» **Prompt**: Swap every "direction-point" in the lines below for "direction-marker", and leave all other text as it is.

== Task data

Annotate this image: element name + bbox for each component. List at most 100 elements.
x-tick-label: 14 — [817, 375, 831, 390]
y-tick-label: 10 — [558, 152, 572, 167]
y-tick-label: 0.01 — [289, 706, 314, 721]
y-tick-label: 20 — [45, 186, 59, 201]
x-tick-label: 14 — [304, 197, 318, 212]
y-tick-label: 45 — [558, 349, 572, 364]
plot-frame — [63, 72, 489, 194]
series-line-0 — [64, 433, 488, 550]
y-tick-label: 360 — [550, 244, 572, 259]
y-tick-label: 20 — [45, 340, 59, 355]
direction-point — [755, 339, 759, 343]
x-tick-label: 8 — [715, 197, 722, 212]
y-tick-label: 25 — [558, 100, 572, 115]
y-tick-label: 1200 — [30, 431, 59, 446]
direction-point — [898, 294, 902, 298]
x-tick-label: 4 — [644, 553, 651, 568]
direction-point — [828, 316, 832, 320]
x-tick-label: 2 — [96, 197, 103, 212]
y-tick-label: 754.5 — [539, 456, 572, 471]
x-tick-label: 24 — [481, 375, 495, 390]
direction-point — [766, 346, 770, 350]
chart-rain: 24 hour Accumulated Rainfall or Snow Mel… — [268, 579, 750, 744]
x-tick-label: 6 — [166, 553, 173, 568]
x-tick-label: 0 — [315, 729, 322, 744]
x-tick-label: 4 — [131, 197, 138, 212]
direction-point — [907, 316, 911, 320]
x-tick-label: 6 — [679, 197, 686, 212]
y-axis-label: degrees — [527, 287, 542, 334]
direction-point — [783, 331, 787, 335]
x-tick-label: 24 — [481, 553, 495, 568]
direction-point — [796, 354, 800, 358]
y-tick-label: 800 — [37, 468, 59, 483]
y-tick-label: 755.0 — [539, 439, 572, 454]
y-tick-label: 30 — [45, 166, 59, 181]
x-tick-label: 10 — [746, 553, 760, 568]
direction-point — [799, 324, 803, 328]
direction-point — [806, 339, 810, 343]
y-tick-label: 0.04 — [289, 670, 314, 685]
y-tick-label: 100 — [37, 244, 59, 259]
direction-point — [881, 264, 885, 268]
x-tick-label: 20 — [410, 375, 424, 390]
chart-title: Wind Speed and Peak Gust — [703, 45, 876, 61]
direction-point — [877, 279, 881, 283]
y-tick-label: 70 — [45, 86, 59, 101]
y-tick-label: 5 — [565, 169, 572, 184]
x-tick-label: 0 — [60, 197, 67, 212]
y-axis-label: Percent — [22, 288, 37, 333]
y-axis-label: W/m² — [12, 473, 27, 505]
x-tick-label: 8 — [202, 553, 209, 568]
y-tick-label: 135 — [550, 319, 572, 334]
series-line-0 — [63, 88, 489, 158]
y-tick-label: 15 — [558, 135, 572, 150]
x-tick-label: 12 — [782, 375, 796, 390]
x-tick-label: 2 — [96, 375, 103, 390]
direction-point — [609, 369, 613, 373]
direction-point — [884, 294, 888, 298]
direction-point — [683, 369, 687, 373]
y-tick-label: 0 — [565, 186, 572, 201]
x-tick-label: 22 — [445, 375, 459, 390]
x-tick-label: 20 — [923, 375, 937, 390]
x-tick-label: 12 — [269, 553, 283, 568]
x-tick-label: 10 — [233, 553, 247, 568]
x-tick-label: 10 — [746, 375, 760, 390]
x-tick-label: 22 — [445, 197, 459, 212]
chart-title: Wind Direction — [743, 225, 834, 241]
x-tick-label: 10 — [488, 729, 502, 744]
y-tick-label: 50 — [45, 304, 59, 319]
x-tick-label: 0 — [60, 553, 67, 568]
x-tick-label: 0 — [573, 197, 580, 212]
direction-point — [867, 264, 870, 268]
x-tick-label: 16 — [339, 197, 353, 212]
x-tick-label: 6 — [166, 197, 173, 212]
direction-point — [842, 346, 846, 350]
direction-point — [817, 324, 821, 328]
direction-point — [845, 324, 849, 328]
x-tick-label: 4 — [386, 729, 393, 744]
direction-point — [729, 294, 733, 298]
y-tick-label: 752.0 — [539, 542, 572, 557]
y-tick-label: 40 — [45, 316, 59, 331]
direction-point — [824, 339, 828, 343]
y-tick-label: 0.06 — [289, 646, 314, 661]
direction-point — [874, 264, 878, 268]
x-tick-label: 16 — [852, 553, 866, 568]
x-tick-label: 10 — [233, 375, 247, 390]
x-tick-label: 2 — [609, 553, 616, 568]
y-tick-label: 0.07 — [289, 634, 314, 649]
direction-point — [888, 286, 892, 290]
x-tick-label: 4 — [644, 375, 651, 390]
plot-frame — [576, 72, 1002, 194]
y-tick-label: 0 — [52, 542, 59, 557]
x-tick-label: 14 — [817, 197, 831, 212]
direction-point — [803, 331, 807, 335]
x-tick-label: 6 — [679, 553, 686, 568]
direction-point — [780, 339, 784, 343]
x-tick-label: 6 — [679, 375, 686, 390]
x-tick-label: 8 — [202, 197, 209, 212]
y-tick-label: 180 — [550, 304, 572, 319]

====

» **Answer**:
Annotate this image: element name + bbox for each component. List at most 100 elements.
x-tick-label: 14 — [817, 375, 831, 390]
y-tick-label: 10 — [558, 152, 572, 167]
y-tick-label: 0.01 — [289, 706, 314, 721]
y-tick-label: 20 — [45, 186, 59, 201]
x-tick-label: 14 — [304, 197, 318, 212]
y-tick-label: 45 — [558, 349, 572, 364]
plot-frame — [63, 72, 489, 194]
series-line-0 — [64, 433, 488, 550]
y-tick-label: 360 — [550, 244, 572, 259]
y-tick-label: 20 — [45, 340, 59, 355]
direction-marker — [755, 339, 759, 343]
x-tick-label: 8 — [715, 197, 722, 212]
y-tick-label: 25 — [558, 100, 572, 115]
y-tick-label: 1200 — [30, 431, 59, 446]
direction-marker — [898, 294, 902, 298]
x-tick-label: 4 — [644, 553, 651, 568]
direction-marker — [828, 316, 832, 320]
x-tick-label: 2 — [96, 197, 103, 212]
y-tick-label: 754.5 — [539, 456, 572, 471]
x-tick-label: 24 — [481, 375, 495, 390]
direction-marker — [766, 346, 770, 350]
chart-rain: 24 hour Accumulated Rainfall or Snow Mel… — [268, 579, 750, 744]
x-tick-label: 6 — [166, 553, 173, 568]
x-tick-label: 0 — [315, 729, 322, 744]
x-tick-label: 4 — [131, 197, 138, 212]
direction-marker — [907, 316, 911, 320]
x-tick-label: 6 — [679, 197, 686, 212]
y-axis-label: degrees — [527, 287, 542, 334]
direction-marker — [783, 331, 787, 335]
x-tick-label: 24 — [481, 553, 495, 568]
direction-marker — [796, 354, 800, 358]
y-tick-label: 800 — [37, 468, 59, 483]
y-tick-label: 755.0 — [539, 439, 572, 454]
y-tick-label: 30 — [45, 166, 59, 181]
x-tick-label: 10 — [746, 553, 760, 568]
direction-marker — [799, 324, 803, 328]
direction-marker — [806, 339, 810, 343]
y-tick-label: 0.04 — [289, 670, 314, 685]
y-tick-label: 100 — [37, 244, 59, 259]
direction-marker — [881, 264, 885, 268]
x-tick-label: 20 — [410, 375, 424, 390]
chart-title: Wind Speed and Peak Gust — [703, 45, 876, 61]
direction-marker — [877, 279, 881, 283]
y-tick-label: 70 — [45, 86, 59, 101]
y-tick-label: 5 — [565, 169, 572, 184]
x-tick-label: 0 — [60, 197, 67, 212]
y-axis-label: Percent — [22, 288, 37, 333]
y-axis-label: W/m² — [12, 473, 27, 505]
x-tick-label: 8 — [202, 553, 209, 568]
y-tick-label: 135 — [550, 319, 572, 334]
series-line-0 — [63, 88, 489, 158]
y-tick-label: 15 — [558, 135, 572, 150]
x-tick-label: 12 — [782, 375, 796, 390]
x-tick-label: 2 — [96, 375, 103, 390]
direction-marker — [609, 369, 613, 373]
direction-marker — [884, 294, 888, 298]
direction-marker — [683, 369, 687, 373]
y-tick-label: 0 — [565, 186, 572, 201]
x-tick-label: 22 — [445, 375, 459, 390]
x-tick-label: 20 — [923, 375, 937, 390]
x-tick-label: 12 — [269, 553, 283, 568]
x-tick-label: 10 — [233, 553, 247, 568]
x-tick-label: 10 — [746, 375, 760, 390]
x-tick-label: 22 — [445, 197, 459, 212]
chart-title: Wind Direction — [743, 225, 834, 241]
x-tick-label: 10 — [488, 729, 502, 744]
y-tick-label: 50 — [45, 304, 59, 319]
x-tick-label: 0 — [60, 553, 67, 568]
x-tick-label: 0 — [573, 197, 580, 212]
direction-marker — [867, 264, 870, 268]
x-tick-label: 16 — [339, 197, 353, 212]
x-tick-label: 6 — [166, 197, 173, 212]
direction-marker — [842, 346, 846, 350]
direction-marker — [817, 324, 821, 328]
direction-marker — [845, 324, 849, 328]
x-tick-label: 4 — [386, 729, 393, 744]
direction-marker — [729, 294, 733, 298]
y-tick-label: 752.0 — [539, 542, 572, 557]
y-tick-label: 40 — [45, 316, 59, 331]
direction-marker — [824, 339, 828, 343]
y-tick-label: 0.06 — [289, 646, 314, 661]
direction-marker — [874, 264, 878, 268]
x-tick-label: 16 — [852, 553, 866, 568]
x-tick-label: 10 — [233, 375, 247, 390]
x-tick-label: 2 — [609, 553, 616, 568]
y-tick-label: 0.07 — [289, 634, 314, 649]
direction-marker — [888, 286, 892, 290]
x-tick-label: 4 — [644, 375, 651, 390]
plot-frame — [576, 72, 1002, 194]
y-tick-label: 0 — [52, 542, 59, 557]
x-tick-label: 14 — [817, 197, 831, 212]
direction-marker — [803, 331, 807, 335]
x-tick-label: 6 — [679, 553, 686, 568]
direction-marker — [780, 339, 784, 343]
x-tick-label: 6 — [679, 375, 686, 390]
x-tick-label: 8 — [202, 197, 209, 212]
y-tick-label: 180 — [550, 304, 572, 319]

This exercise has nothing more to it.